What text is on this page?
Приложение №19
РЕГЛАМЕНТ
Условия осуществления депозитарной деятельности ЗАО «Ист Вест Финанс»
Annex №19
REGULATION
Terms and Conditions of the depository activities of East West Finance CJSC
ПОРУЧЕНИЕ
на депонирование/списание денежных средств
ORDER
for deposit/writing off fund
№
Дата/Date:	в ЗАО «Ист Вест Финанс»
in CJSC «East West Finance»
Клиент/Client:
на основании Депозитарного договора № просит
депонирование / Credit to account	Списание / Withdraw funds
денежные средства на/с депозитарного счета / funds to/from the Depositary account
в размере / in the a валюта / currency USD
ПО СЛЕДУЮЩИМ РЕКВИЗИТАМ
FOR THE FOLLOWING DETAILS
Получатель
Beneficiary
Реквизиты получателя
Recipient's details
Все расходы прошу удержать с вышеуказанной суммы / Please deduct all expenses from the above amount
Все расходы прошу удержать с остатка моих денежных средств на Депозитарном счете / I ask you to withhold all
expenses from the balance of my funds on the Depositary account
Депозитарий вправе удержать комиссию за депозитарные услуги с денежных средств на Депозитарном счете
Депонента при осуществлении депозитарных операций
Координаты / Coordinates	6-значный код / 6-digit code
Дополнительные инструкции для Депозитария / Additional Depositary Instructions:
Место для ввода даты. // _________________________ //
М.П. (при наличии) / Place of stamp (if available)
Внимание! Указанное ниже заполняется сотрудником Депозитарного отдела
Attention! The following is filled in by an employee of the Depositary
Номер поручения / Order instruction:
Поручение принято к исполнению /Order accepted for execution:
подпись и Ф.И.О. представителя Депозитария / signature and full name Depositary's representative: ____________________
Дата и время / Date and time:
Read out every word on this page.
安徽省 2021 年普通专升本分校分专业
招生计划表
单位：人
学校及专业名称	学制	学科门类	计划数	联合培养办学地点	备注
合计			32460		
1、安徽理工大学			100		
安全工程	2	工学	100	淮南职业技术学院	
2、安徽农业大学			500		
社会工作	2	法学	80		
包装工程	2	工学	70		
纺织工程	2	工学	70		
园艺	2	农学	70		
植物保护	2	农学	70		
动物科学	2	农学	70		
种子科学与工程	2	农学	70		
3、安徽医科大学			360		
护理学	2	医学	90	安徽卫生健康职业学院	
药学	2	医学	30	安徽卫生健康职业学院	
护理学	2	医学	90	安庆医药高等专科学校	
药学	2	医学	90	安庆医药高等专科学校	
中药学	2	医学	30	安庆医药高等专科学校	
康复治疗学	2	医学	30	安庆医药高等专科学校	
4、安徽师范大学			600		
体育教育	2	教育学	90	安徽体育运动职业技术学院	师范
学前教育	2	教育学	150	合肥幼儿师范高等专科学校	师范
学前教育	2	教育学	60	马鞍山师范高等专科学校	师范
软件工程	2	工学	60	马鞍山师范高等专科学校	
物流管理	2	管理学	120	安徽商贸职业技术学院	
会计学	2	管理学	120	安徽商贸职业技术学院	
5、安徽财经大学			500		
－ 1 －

===============

**Task prompt**
From the data above, copy each line where the string "депонирование" appears.

**Exercise output**
на депонирование/списание денежных средств
депонирование / Credit to account	Списание / Withdraw funds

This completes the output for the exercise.